═════ 読む文章 ═════

行楽に来ているのだろうか。二人は近くのボートに乗ろうとしているように見える。湖面には周囲の山々が映り込み、少し先に行くとパラソルが立っている。
・・・それらの消え入りそうな描写は、だんだんと遠のいてゆく記憶のように思える。

近づく秋。
仄かな風と、秋特有の清潔で乾いた空気。
水彩のくすんだ色味は、時は刻一刻と秋へ移り変わっているのだと教えてくれているようだ。

『The Boat, Lake Annecy』(1896年)
セザンヌ晩年の作品である。
余白が多い上に素描もどこか頼りなげで、人も風景も何一つとしてはっきりと描かれていない、掴みどころのない絵。しかし、ここには確かに仄かな風がある。
ほとんど確信してそう思った。
この場所では、秋が色付いてきているのだと。


それにしても、絵の中の風を”私が”感じるとは不思議なことだ。
例えば、ゴッホの絵の中にも風はある。
それどころかセザンヌーこの人は静止画を描くのが好きだーのそれとは比べ物にならないくらいダイナミックな風が渦巻いている。でも、私とは交わらない。
それはここではないどこかで吹いている風であって、当たり前だけれど私がそれを今、ありありと感ずることはできない。普通はそうだと思う。
でも、セザンヌの風は違った。
それは時代も国境も越え、圧倒的な本質を持ってこの絵に存在している。
“固有”なものより”共通”のものを描きたい質だったのだろう。そこがセザンヌの稀有な強みであると同時に、生前に評論家から、職人的でおもしろみに欠ける画家のように扱われた理由の一つだったのかもしれない。
その一方で、面白いことにセザンヌの描く”共通”は、でもだからこそ、観ている私の”固有”を炙り出すのだ。


その風と共に蘇る私的な記憶たち。
時が、季節が、移ろいつつあるのだと感じたあの一瞬。
日差しは眩しくとも、風は明らかに夏のそれとは違う硬い冷たさを帯びてきているだとか、夕方ヒグラシの鳴き声にまじり、ほんの一瞬だけ香った金木犀の匂いだとか。

溶けゆく夏に、秋の気配が交わるあの一瞬の気持ちを思い出した。

═════ データ抜粋 ═════

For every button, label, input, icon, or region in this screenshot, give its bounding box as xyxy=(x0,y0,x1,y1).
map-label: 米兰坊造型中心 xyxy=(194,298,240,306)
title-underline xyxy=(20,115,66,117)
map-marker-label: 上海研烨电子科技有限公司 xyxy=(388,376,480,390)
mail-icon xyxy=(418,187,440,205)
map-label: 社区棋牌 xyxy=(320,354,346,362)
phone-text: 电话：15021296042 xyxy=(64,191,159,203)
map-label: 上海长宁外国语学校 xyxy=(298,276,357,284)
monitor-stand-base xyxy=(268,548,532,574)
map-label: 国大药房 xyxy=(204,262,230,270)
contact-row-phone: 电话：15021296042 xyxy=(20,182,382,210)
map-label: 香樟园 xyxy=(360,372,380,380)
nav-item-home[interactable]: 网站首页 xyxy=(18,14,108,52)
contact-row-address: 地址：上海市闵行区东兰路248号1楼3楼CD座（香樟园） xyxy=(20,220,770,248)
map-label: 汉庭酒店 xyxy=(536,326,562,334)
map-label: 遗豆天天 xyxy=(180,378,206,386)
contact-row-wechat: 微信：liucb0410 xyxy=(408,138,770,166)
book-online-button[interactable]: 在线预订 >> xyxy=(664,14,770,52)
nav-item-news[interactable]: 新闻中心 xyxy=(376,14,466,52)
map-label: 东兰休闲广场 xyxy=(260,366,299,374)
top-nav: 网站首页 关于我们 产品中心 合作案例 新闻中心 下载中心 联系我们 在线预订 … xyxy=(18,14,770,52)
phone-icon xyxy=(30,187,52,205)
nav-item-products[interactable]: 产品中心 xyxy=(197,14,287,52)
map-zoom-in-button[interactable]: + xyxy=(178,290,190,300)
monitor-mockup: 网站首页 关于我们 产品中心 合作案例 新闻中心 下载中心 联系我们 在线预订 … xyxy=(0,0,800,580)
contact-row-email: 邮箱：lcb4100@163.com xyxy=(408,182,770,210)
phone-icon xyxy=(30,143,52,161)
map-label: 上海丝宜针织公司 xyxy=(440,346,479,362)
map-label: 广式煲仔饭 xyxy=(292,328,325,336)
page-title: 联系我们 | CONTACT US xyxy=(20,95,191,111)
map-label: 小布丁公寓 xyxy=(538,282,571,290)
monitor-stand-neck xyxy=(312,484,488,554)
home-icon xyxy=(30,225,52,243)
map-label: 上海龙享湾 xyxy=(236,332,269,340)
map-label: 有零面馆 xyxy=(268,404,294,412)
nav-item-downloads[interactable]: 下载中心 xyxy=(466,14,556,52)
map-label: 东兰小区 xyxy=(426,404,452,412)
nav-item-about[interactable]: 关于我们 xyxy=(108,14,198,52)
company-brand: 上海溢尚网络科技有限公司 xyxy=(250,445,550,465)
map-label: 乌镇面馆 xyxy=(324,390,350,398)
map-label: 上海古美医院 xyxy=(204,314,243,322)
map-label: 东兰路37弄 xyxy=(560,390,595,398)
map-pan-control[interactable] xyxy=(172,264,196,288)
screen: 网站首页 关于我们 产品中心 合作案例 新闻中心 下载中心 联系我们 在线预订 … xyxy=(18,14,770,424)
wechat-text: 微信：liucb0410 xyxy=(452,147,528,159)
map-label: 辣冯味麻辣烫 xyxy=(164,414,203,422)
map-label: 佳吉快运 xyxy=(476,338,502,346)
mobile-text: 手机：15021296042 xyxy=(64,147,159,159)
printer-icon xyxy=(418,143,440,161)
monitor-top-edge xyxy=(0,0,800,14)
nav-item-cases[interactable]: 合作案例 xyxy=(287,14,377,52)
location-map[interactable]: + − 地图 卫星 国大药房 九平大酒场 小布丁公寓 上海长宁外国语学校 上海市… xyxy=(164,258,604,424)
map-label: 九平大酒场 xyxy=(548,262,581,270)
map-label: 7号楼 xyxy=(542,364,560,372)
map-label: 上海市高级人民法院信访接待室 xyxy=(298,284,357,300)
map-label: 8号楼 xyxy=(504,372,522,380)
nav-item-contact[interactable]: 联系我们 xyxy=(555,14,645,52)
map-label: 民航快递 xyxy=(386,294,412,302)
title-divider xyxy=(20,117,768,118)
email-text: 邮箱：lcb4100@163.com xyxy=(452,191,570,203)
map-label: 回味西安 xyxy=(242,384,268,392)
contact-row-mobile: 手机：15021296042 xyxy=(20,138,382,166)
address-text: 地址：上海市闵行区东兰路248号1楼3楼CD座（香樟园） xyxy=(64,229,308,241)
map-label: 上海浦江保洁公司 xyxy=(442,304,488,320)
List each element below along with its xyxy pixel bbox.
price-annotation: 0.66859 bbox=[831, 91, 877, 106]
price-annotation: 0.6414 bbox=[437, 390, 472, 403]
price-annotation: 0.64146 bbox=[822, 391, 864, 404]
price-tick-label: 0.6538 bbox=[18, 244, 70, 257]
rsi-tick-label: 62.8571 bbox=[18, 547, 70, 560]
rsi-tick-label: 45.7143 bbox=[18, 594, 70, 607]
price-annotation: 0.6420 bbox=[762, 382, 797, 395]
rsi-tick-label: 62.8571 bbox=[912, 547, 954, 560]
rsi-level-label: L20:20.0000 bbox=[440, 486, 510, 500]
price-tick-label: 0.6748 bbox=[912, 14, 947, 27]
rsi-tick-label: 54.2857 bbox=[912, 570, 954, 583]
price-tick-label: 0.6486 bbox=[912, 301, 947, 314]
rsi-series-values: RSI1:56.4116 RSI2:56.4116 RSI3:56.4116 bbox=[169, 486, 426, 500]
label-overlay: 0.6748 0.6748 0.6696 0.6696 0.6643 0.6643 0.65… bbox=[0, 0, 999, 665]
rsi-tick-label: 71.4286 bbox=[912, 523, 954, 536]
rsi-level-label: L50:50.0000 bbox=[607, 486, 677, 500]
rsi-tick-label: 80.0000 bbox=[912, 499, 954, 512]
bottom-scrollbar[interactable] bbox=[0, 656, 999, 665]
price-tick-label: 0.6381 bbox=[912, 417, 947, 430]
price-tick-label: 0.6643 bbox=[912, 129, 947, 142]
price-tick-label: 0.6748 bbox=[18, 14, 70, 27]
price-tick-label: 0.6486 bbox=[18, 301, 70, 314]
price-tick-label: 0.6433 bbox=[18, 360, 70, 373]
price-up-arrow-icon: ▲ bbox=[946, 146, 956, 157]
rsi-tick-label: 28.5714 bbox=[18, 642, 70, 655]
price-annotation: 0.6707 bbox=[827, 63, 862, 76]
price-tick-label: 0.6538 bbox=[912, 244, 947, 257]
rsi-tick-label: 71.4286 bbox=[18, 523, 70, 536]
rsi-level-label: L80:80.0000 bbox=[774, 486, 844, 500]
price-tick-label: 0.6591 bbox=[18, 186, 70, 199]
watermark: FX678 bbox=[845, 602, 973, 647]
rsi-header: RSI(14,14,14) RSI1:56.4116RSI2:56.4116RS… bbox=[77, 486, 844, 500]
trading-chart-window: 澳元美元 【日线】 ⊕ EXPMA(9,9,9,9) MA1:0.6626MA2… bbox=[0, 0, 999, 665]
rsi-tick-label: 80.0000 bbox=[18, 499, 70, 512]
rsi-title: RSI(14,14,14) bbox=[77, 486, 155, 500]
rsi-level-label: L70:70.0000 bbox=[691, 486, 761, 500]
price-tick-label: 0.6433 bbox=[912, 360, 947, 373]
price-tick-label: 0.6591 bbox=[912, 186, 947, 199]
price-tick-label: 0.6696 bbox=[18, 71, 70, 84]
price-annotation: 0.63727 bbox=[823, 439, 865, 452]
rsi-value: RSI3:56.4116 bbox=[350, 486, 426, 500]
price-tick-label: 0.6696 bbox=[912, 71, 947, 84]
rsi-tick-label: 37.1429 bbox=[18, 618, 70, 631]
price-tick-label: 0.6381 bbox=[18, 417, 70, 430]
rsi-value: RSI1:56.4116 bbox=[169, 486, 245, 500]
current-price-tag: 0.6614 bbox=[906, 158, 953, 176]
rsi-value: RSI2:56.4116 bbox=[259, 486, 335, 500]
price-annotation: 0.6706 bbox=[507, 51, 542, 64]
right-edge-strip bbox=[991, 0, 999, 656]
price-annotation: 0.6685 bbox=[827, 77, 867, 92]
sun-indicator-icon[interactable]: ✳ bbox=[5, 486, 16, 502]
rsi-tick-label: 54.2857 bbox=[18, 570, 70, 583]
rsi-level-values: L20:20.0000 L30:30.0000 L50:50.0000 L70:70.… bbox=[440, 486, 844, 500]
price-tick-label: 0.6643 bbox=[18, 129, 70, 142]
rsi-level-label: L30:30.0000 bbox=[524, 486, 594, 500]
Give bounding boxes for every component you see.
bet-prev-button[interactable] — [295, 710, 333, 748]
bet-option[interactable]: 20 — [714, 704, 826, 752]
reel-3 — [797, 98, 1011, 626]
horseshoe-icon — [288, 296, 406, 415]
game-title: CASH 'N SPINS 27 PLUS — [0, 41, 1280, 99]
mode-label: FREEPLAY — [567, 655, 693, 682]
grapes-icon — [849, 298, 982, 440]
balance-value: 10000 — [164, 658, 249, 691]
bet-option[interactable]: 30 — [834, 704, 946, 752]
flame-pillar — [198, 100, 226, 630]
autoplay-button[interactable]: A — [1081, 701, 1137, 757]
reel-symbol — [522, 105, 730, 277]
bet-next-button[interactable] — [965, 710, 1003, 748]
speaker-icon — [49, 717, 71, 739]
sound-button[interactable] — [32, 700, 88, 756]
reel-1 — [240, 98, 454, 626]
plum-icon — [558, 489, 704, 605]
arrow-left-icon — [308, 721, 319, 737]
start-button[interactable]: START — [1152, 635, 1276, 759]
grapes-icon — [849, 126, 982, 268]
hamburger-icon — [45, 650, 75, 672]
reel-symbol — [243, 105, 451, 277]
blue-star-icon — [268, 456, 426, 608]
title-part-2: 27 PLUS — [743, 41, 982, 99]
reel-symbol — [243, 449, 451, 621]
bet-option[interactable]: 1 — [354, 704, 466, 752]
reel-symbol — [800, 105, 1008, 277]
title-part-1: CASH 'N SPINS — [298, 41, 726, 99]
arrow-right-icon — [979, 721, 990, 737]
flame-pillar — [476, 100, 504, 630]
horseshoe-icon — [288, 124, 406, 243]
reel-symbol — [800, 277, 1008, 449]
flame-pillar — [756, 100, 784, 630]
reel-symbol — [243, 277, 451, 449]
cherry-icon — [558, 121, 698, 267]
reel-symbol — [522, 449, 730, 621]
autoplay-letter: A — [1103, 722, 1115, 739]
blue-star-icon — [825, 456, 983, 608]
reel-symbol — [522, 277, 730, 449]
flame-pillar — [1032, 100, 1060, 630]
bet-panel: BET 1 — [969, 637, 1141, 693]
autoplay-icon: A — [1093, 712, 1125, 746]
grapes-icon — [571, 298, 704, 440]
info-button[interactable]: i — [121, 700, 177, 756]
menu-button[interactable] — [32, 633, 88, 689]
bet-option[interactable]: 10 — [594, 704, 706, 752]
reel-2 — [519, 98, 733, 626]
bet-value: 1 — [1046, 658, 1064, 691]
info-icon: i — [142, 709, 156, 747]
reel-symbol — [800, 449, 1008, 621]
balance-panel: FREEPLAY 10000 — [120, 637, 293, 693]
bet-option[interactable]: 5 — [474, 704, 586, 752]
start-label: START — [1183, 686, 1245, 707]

═════

= 課題の指示 =
セザンヌの絵についての文章から、「例えば、ゴッホの絵の中にも風はある。」で始まり「それは時代も国境も越え、圧倒的な本質を持ってこの絵に存在している。」で終わる部分を、「ゴッホ」を「モネ」に置き換えて書き直しなさい。

= 問題の解答 =
例えば、モネの絵の中にも風はある。
それどころかセザンヌーこの人は静止画を描くのが好きだーのそれとは比べ物にならないくらいダイナミックな風が渦巻いている。でも、私とは交わらない。
それはここではないどこかで吹いている風であって、当たり前だけれど私がそれを今、ありありと感ずることはできない。普通はそうだと思う。
でも、セザンヌの風は違った。
それは時代も国境も越え、圧倒的な本質を持ってこの絵に存在している。